▶ TASK DESCRIPTION:
Transcribe all of the records precisely as they are presented.

Items listed in a dataset:
--- Begin ---

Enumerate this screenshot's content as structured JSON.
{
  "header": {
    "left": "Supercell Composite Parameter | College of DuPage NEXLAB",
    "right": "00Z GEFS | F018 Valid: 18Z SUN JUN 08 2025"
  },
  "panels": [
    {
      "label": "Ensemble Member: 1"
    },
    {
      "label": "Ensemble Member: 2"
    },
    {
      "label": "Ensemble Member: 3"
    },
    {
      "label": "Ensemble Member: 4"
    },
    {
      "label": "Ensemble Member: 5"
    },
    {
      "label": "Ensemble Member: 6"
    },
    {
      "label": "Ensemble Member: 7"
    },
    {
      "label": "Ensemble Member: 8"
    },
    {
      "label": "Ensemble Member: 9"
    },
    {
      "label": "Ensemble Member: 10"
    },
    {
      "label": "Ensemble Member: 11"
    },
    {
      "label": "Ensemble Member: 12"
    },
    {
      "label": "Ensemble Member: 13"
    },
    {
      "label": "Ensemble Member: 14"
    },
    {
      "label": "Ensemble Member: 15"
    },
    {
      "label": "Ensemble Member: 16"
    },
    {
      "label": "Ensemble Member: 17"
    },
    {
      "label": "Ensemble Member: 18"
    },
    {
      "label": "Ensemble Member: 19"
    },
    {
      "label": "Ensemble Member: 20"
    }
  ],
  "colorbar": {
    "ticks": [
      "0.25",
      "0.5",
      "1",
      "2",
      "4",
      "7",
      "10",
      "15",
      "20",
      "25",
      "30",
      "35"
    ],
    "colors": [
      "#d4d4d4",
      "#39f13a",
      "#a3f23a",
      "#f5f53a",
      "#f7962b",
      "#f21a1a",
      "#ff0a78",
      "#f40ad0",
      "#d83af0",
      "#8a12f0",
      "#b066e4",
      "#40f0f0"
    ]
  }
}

--- End ---

▶ SOLVED EXERCISE:
Enumerate this screenshot's content as structured JSON.
{
  "header": {
    "left": "Supercell Composite Parameter | College of DuPage NEXLAB",
    "right": "00Z GEFS | F018 Valid: 18Z SUN JUN 08 2025"
  },
  "panels": [
    {
      "label": "Ensemble Member: 1"
    },
    {
      "label": "Ensemble Member: 2"
    },
    {
      "label": "Ensemble Member: 3"
    },
    {
      "label": "Ensemble Member: 4"
    },
    {
      "label": "Ensemble Member: 5"
    },
    {
      "label": "Ensemble Member: 6"
    },
    {
      "label": "Ensemble Member: 7"
    },
    {
      "label": "Ensemble Member: 8"
    },
    {
      "label": "Ensemble Member: 9"
    },
    {
      "label": "Ensemble Member: 10"
    },
    {
      "label": "Ensemble Member: 11"
    },
    {
      "label": "Ensemble Member: 12"
    },
    {
      "label": "Ensemble Member: 13"
    },
    {
      "label": "Ensemble Member: 14"
    },
    {
      "label": "Ensemble Member: 15"
    },
    {
      "label": "Ensemble Member: 16"
    },
    {
      "label": "Ensemble Member: 17"
    },
    {
      "label": "Ensemble Member: 18"
    },
    {
      "label": "Ensemble Member: 19"
    },
    {
      "label": "Ensemble Member: 20"
    }
  ],
  "colorbar": {
    "ticks": [
      "0.25",
      "0.5",
      "1",
      "2",
      "4",
      "7",
      "10",
      "15",
      "20",
      "25",
      "30",
      "35"
    ],
    "colors": [
      "#d4d4d4",
      "#39f13a",
      "#a3f23a",
      "#f5f53a",
      "#f7962b",
      "#f21a1a",
      "#ff0a78",
      "#f40ad0",
      "#d83af0",
      "#8a12f0",
      "#b066e4",
      "#40f0f0"
    ]
  }
}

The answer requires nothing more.